Print every record below exactly as written.
Begin LISTED RECORDS
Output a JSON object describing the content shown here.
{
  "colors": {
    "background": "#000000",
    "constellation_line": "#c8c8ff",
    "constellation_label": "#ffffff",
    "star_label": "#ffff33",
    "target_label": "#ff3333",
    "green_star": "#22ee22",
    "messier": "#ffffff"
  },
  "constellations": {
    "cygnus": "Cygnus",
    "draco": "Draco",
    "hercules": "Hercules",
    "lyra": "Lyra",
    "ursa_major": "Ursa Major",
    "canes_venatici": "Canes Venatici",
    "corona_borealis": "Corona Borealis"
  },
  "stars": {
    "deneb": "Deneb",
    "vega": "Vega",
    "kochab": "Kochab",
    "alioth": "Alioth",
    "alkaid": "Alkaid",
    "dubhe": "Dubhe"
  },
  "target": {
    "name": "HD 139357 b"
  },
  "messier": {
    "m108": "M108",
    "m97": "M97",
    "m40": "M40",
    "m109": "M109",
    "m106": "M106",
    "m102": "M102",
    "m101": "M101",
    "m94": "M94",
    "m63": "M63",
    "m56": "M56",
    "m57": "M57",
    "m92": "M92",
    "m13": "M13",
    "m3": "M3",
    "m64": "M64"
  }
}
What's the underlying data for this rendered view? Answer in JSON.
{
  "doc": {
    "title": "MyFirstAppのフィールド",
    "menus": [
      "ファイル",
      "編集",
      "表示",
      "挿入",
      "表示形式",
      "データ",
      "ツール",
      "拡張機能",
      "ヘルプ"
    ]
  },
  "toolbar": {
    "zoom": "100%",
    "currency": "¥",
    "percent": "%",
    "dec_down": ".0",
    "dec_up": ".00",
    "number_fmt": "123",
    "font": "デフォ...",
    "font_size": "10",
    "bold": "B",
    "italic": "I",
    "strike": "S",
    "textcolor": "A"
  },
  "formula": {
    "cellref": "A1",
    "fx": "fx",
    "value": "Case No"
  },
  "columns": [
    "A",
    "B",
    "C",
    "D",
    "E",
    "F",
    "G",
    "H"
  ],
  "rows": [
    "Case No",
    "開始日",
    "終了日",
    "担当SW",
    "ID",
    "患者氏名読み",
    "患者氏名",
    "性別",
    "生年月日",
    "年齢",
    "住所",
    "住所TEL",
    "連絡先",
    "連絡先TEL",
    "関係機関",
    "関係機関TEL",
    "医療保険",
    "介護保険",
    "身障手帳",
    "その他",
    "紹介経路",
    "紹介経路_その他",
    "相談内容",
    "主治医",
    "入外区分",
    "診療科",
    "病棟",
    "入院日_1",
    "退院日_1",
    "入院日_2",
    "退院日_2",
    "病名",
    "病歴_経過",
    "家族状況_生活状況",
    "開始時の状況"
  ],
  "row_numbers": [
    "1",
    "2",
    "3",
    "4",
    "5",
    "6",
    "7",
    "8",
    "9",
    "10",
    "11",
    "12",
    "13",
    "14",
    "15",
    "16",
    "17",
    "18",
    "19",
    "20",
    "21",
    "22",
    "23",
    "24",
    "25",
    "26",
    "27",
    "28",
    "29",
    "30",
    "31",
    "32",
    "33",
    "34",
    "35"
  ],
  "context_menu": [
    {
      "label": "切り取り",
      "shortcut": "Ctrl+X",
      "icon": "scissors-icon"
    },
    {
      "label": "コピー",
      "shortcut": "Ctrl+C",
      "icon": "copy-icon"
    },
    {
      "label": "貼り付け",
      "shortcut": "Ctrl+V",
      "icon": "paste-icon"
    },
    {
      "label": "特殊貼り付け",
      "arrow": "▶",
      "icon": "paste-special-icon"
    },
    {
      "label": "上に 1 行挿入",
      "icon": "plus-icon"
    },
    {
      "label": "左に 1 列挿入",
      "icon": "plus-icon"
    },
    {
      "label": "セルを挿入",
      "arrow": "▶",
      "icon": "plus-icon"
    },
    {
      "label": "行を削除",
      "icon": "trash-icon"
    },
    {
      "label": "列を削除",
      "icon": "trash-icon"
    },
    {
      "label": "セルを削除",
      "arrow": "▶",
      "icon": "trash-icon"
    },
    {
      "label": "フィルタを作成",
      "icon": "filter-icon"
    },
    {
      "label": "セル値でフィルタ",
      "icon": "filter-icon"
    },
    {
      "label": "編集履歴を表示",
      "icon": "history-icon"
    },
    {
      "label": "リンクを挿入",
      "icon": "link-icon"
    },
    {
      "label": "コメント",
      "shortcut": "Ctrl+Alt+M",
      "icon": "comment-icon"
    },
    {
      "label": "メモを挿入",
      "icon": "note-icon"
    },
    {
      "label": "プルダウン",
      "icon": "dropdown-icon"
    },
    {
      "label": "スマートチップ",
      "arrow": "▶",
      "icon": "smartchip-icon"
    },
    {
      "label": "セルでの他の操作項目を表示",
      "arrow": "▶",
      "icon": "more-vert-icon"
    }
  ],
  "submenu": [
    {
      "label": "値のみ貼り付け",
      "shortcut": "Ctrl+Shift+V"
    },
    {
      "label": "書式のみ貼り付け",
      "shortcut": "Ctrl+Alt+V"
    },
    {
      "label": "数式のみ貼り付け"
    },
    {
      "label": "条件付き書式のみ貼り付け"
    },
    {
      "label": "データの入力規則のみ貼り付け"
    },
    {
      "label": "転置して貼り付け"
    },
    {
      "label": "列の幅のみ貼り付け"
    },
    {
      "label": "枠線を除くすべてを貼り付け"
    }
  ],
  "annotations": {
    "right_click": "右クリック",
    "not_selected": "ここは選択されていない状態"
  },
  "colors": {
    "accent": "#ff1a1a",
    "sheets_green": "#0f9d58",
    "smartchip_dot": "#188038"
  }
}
End LISTED RECORDS
* _WRITTEN RESPONSE_:
Output a JSON object describing the content shown here.
{
  "colors": {
    "background": "#000000",
    "constellation_line": "#c8c8ff",
    "constellation_label": "#ffffff",
    "star_label": "#ffff33",
    "target_label": "#ff3333",
    "green_star": "#22ee22",
    "messier": "#ffffff"
  },
  "constellations": {
    "cygnus": "Cygnus",
    "draco": "Draco",
    "hercules": "Hercules",
    "lyra": "Lyra",
    "ursa_major": "Ursa Major",
    "canes_venatici": "Canes Venatici",
    "corona_borealis": "Corona Borealis"
  },
  "stars": {
    "deneb": "Deneb",
    "vega": "Vega",
    "kochab": "Kochab",
    "alioth": "Alioth",
    "alkaid": "Alkaid",
    "dubhe": "Dubhe"
  },
  "target": {
    "name": "HD 139357 b"
  },
  "messier": {
    "m108": "M108",
    "m97": "M97",
    "m40": "M40",
    "m109": "M109",
    "m106": "M106",
    "m102": "M102",
    "m101": "M101",
    "m94": "M94",
    "m63": "M63",
    "m56": "M56",
    "m57": "M57",
    "m92": "M92",
    "m13": "M13",
    "m3": "M3",
    "m64": "M64"
  }
}
What's the underlying data for this rendered view? Answer in JSON.
{
  "doc": {
    "title": "MyFirstAppのフィールド",
    "menus": [
      "ファイル",
      "編集",
      "表示",
      "挿入",
      "表示形式",
      "データ",
      "ツール",
      "拡張機能",
      "ヘルプ"
    ]
  },
  "toolbar": {
    "zoom": "100%",
    "currency": "¥",
    "percent": "%",
    "dec_down": ".0",
    "dec_up": ".00",
    "number_fmt": "123",
    "font": "デフォ...",
    "font_size": "10",
    "bold": "B",
    "italic": "I",
    "strike": "S",
    "textcolor": "A"
  },
  "formula": {
    "cellref": "A1",
    "fx": "fx",
    "value": "Case No"
  },
  "columns": [
    "A",
    "B",
    "C",
    "D",
    "E",
    "F",
    "G",
    "H"
  ],
  "rows": [
    "Case No",
    "開始日",
    "終了日",
    "担当SW",
    "ID",
    "患者氏名読み",
    "患者氏名",
    "性別",
    "生年月日",
    "年齢",
    "住所",
    "住所TEL",
    "連絡先",
    "連絡先TEL",
    "関係機関",
    "関係機関TEL",
    "医療保険",
    "介護保険",
    "身障手帳",
    "その他",
    "紹介経路",
    "紹介経路_その他",
    "相談内容",
    "主治医",
    "入外区分",
    "診療科",
    "病棟",
    "入院日_1",
    "退院日_1",
    "入院日_2",
    "退院日_2",
    "病名",
    "病歴_経過",
    "家族状況_生活状況",
    "開始時の状況"
  ],
  "row_numbers": [
    "1",
    "2",
    "3",
    "4",
    "5",
    "6",
    "7",
    "8",
    "9",
    "10",
    "11",
    "12",
    "13",
    "14",
    "15",
    "16",
    "17",
    "18",
    "19",
    "20",
    "21",
    "22",
    "23",
    "24",
    "25",
    "26",
    "27",
    "28",
    "29",
    "30",
    "31",
    "32",
    "33",
    "34",
    "35"
  ],
  "context_menu": [
    {
      "label": "切り取り",
      "shortcut": "Ctrl+X",
      "icon": "scissors-icon"
    },
    {
      "label": "コピー",
      "shortcut": "Ctrl+C",
      "icon": "copy-icon"
    },
    {
      "label": "貼り付け",
      "shortcut": "Ctrl+V",
      "icon": "paste-icon"
    },
    {
      "label": "特殊貼り付け",
      "arrow": "▶",
      "icon": "paste-special-icon"
    },
    {
      "label": "上に 1 行挿入",
      "icon": "plus-icon"
    },
    {
      "label": "左に 1 列挿入",
      "icon": "plus-icon"
    },
    {
      "label": "セルを挿入",
      "arrow": "▶",
      "icon": "plus-icon"
    },
    {
      "label": "行を削除",
      "icon": "trash-icon"
    },
    {
      "label": "列を削除",
      "icon": "trash-icon"
    },
    {
      "label": "セルを削除",
      "arrow": "▶",
      "icon": "trash-icon"
    },
    {
      "label": "フィルタを作成",
      "icon": "filter-icon"
    },
    {
      "label": "セル値でフィルタ",
      "icon": "filter-icon"
    },
    {
      "label": "編集履歴を表示",
      "icon": "history-icon"
    },
    {
      "label": "リンクを挿入",
      "icon": "link-icon"
    },
    {
      "label": "コメント",
      "shortcut": "Ctrl+Alt+M",
      "icon": "comment-icon"
    },
    {
      "label": "メモを挿入",
      "icon": "note-icon"
    },
    {
      "label": "プルダウン",
      "icon": "dropdown-icon"
    },
    {
      "label": "スマートチップ",
      "arrow": "▶",
      "icon": "smartchip-icon"
    },
    {
      "label": "セルでの他の操作項目を表示",
      "arrow": "▶",
      "icon": "more-vert-icon"
    }
  ],
  "submenu": [
    {
      "label": "値のみ貼り付け",
      "shortcut": "Ctrl+Shift+V"
    },
    {
      "label": "書式のみ貼り付け",
      "shortcut": "Ctrl+Alt+V"
    },
    {
      "label": "数式のみ貼り付け"
    },
    {
      "label": "条件付き書式のみ貼り付け"
    },
    {
      "label": "データの入力規則のみ貼り付け"
    },
    {
      "label": "転置して貼り付け"
    },
    {
      "label": "列の幅のみ貼り付け"
    },
    {
      "label": "枠線を除くすべてを貼り付け"
    }
  ],
  "annotations": {
    "right_click": "右クリック",
    "not_selected": "ここは選択されていない状態"
  },
  "colors": {
    "accent": "#ff1a1a",
    "sheets_green": "#0f9d58",
    "smartchip_dot": "#188038"
  }
}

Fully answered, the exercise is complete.